WHAT THE EXERCISE ASKS: Convert every line of the entries below into a Markdown table with two columns, No. and Text, that numbers each row and skips blank lines.

DATASET RECORDS:
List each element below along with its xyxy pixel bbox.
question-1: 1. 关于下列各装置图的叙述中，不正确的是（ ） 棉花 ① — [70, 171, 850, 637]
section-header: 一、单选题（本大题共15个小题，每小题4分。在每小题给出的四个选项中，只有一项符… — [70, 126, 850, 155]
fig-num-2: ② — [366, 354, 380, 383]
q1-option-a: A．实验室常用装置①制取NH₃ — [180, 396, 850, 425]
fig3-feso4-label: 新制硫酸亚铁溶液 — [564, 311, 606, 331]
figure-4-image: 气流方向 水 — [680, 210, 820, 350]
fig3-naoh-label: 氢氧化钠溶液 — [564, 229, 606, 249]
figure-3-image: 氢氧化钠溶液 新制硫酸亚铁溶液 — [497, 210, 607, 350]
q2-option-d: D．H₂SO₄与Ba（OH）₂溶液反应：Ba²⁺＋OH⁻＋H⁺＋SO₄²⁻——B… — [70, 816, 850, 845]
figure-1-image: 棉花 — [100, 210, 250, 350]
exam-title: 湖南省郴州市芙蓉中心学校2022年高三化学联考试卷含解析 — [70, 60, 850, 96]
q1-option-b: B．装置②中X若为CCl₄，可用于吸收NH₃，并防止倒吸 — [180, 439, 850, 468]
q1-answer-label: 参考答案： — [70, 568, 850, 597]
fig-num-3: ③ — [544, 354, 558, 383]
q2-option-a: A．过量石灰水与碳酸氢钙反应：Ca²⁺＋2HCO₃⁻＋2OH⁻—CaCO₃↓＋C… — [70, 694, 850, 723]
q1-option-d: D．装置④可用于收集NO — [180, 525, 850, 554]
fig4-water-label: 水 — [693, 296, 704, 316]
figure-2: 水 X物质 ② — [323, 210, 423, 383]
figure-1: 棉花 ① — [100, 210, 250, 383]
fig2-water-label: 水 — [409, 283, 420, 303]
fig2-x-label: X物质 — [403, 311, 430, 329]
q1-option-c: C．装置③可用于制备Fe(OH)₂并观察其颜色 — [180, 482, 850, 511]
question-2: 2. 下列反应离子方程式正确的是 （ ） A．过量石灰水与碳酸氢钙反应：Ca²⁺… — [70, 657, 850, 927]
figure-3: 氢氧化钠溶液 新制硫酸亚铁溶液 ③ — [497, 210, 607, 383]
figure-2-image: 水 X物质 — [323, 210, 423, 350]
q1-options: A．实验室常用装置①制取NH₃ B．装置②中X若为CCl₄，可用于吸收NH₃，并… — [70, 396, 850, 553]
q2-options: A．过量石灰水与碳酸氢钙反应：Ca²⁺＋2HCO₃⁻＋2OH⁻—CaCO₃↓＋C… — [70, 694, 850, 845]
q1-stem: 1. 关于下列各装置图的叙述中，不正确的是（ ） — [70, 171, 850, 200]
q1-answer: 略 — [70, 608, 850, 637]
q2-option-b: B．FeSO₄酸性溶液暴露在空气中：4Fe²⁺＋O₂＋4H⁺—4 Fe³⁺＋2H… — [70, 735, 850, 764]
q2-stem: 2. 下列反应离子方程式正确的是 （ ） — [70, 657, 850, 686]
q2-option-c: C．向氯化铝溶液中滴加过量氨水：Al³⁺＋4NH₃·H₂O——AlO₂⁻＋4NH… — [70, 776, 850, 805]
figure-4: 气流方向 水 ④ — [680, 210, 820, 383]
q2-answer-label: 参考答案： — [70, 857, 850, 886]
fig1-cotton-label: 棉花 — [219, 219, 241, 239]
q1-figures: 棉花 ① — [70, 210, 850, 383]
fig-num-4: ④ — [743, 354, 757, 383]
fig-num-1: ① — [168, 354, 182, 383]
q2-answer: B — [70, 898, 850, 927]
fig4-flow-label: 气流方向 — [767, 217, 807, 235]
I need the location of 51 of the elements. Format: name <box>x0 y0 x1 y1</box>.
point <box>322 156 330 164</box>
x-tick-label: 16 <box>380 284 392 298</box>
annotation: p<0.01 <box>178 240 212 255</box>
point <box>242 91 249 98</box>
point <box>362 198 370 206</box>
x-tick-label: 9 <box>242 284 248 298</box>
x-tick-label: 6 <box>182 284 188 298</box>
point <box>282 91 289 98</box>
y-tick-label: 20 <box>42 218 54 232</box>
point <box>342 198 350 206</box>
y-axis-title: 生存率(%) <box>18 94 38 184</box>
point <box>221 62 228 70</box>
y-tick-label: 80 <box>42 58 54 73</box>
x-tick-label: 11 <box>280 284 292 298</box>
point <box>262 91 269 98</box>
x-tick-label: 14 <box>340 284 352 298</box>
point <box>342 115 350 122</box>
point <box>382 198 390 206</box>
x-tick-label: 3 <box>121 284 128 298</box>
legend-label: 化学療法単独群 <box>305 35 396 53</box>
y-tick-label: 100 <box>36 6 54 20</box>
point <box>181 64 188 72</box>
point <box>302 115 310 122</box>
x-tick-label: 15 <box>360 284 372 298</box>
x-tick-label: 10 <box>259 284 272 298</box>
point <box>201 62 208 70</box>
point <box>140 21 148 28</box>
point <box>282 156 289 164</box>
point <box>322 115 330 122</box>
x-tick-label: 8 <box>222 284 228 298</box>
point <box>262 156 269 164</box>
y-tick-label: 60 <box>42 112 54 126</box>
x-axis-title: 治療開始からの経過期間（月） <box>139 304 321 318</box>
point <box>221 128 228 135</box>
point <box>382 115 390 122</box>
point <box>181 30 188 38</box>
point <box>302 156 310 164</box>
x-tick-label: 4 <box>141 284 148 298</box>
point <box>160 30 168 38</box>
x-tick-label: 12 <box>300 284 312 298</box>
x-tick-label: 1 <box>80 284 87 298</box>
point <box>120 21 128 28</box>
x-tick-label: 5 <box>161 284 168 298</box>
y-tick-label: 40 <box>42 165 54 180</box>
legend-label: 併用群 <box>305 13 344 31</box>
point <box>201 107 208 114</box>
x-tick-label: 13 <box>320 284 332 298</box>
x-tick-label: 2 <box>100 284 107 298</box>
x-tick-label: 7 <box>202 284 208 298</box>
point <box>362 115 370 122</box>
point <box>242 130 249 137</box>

SOLUTION FOR THIS TASK:
| No. | Text |
|---|---|
| 1 | List each element below along with its xyxy pixel bbox. |
| 2 | question-1: 1. 关于下列各装置图的叙述中，不正确的是（ ） 棉花 ① — [70, 171, 850, 637] |
| 3 | section-header: 一、单选题（本大题共15个小题，每小题4分。在每小题给出的四个选项中，只有一项符… — [70, 126, 850, 155] |
| 4 | fig-num-2: ② — [366, 354, 380, 383] |
| 5 | q1-option-a: A．实验室常用装置①制取NH₃ — [180, 396, 850, 425] |
| 6 | fig3-feso4-label: 新制硫酸亚铁溶液 — [564, 311, 606, 331] |
| 7 | figure-4-image: 气流方向 水 — [680, 210, 820, 350] |
| 8 | fig3-naoh-label: 氢氧化钠溶液 — [564, 229, 606, 249] |
| 9 | figure-3-image: 氢氧化钠溶液 新制硫酸亚铁溶液 — [497, 210, 607, 350] |
| 10 | q2-option-d: D．H₂SO₄与Ba（OH）₂溶液反应：Ba²⁺＋OH⁻＋H⁺＋SO₄²⁻——B… — [70, 816, 850, 845] |
| 11 | figure-1-image: 棉花 — [100, 210, 250, 350] |
| 12 | exam-title: 湖南省郴州市芙蓉中心学校2022年高三化学联考试卷含解析 — [70, 60, 850, 96] |
| 13 | q1-option-b: B．装置②中X若为CCl₄，可用于吸收NH₃，并防止倒吸 — [180, 439, 850, 468] |
| 14 | q1-answer-label: 参考答案： — [70, 568, 850, 597] |
| 15 | fig-num-3: ③ — [544, 354, 558, 383] |
| 16 | q2-option-a: A．过量石灰水与碳酸氢钙反应：Ca²⁺＋2HCO₃⁻＋2OH⁻—CaCO₃↓＋C… — [70, 694, 850, 723] |
| 17 | q1-option-d: D．装置④可用于收集NO — [180, 525, 850, 554] |
| 18 | fig4-water-label: 水 — [693, 296, 704, 316] |
| 19 | figure-2: 水 X物质 ② — [323, 210, 423, 383] |
| 20 | figure-1: 棉花 ① — [100, 210, 250, 383] |
| 21 | fig2-water-label: 水 — [409, 283, 420, 303] |
| 22 | fig2-x-label: X物质 — [403, 311, 430, 329] |
| 23 | q1-option-c: C．装置③可用于制备Fe(OH)₂并观察其颜色 — [180, 482, 850, 511] |
| 24 | question-2: 2. 下列反应离子方程式正确的是 （ ） A．过量石灰水与碳酸氢钙反应：Ca²⁺… — [70, 657, 850, 927] |
| 25 | figure-3: 氢氧化钠溶液 新制硫酸亚铁溶液 ③ — [497, 210, 607, 383] |
| 26 | figure-2-image: 水 X物质 — [323, 210, 423, 350] |
| 27 | q1-options: A．实验室常用装置①制取NH₃ B．装置②中X若为CCl₄，可用于吸收NH₃，并… — [70, 396, 850, 553] |
| 28 | q2-options: A．过量石灰水与碳酸氢钙反应：Ca²⁺＋2HCO₃⁻＋2OH⁻—CaCO₃↓＋C… — [70, 694, 850, 845] |
| 29 | q1-stem: 1. 关于下列各装置图的叙述中，不正确的是（ ） — [70, 171, 850, 200] |
| 30 | q1-answer: 略 — [70, 608, 850, 637] |
| 31 | q2-option-b: B．FeSO₄酸性溶液暴露在空气中：4Fe²⁺＋O₂＋4H⁺—4 Fe³⁺＋2H… — [70, 735, 850, 764] |
| 32 | q2-stem: 2. 下列反应离子方程式正确的是 （ ） — [70, 657, 850, 686] |
| 33 | q2-option-c: C．向氯化铝溶液中滴加过量氨水：Al³⁺＋4NH₃·H₂O——AlO₂⁻＋4NH… — [70, 776, 850, 805] |
| 34 | figure-4: 气流方向 水 ④ — [680, 210, 820, 383] |
| 35 | q2-answer-label: 参考答案： — [70, 857, 850, 886] |
| 36 | fig1-cotton-label: 棉花 — [219, 219, 241, 239] |
| 37 | q1-figures: 棉花 ① — [70, 210, 850, 383] |
| 38 | fig-num-4: ④ — [743, 354, 757, 383] |
| 39 | fig-num-1: ① — [168, 354, 182, 383] |
| 40 | q2-answer: B — [70, 898, 850, 927] |
| 41 | fig4-flow-label: 气流方向 — [767, 217, 807, 235] |
| 42 | I need the location of 51 of the elements. Format: name <box>x0 y0 x1 y1</box>. |
| 43 | point <box>322 156 330 164</box> |
| 44 | x-tick-label: 16 <box>380 284 392 298</box> |
| 45 | annotation: p<0.01 <box>178 240 212 255</box> |
| 46 | point <box>242 91 249 98</box> |
| 47 | point <box>362 198 370 206</box> |
| 48 | x-tick-label: 9 <box>242 284 248 298</box> |
| 49 | x-tick-label: 6 <box>182 284 188 298</box> |
| 50 | point <box>282 91 289 98</box> |
| 51 | y-tick-label: 20 <box>42 218 54 232</box> |
| 52 | point <box>342 198 350 206</box> |
| 53 | y-axis-title: 生存率(%) <box>18 94 38 184</box> |
| 54 | point <box>221 62 228 70</box> |
| 55 | y-tick-label: 80 <box>42 58 54 73</box> |
| 56 | x-tick-label: 11 <box>280 284 292 298</box> |
| 57 | point <box>262 91 269 98</box> |
| 58 | x-tick-label: 14 <box>340 284 352 298</box> |
| 59 | point <box>342 115 350 122</box> |
| 60 | point <box>382 198 390 206</box> |
| 61 | x-tick-label: 3 <box>121 284 128 298</box> |
| 62 | legend-label: 化学療法単独群 <box>305 35 396 53</box> |
| 63 | y-tick-label: 100 <box>36 6 54 20</box> |
| 64 | point <box>181 64 188 72</box> |
| 65 | point <box>302 115 310 122</box> |
| 66 | x-tick-label: 15 <box>360 284 372 298</box> |
| 67 | x-tick-label: 10 <box>259 284 272 298</box> |
| 68 | point <box>201 62 208 70</box> |
| 69 | point <box>140 21 148 28</box> |
| 70 | point <box>282 156 289 164</box> |
| 71 | point <box>322 115 330 122</box> |
| 72 | x-tick-label: 8 <box>222 284 228 298</box> |
| 73 | point <box>262 156 269 164</box> |
| 74 | y-tick-label: 60 <box>42 112 54 126</box> |
| 75 | x-axis-title: 治療開始からの経過期間（月） <box>139 304 321 318</box> |
| 76 | point <box>221 128 228 135</box> |
| 77 | point <box>382 115 390 122</box> |
| 78 | point <box>181 30 188 38</box> |
| 79 | point <box>302 156 310 164</box> |
| 80 | x-tick-label: 4 <box>141 284 148 298</box> |
| 81 | point <box>160 30 168 38</box> |
| 82 | x-tick-label: 12 <box>300 284 312 298</box> |
| 83 | x-tick-label: 1 <box>80 284 87 298</box> |
| 84 | point <box>120 21 128 28</box> |
| 85 | x-tick-label: 5 <box>161 284 168 298</box> |
| 86 | y-tick-label: 40 <box>42 165 54 180</box> |
| 87 | legend-label: 併用群 <box>305 13 344 31</box> |
| 88 | point <box>201 107 208 114</box> |
| 89 | x-tick-label: 13 <box>320 284 332 298</box> |
| 90 | x-tick-label: 2 <box>100 284 107 298</box> |
| 91 | x-tick-label: 7 <box>202 284 208 298</box> |
| 92 | point <box>362 115 370 122</box> |
| 93 | point <box>242 130 249 137</box> |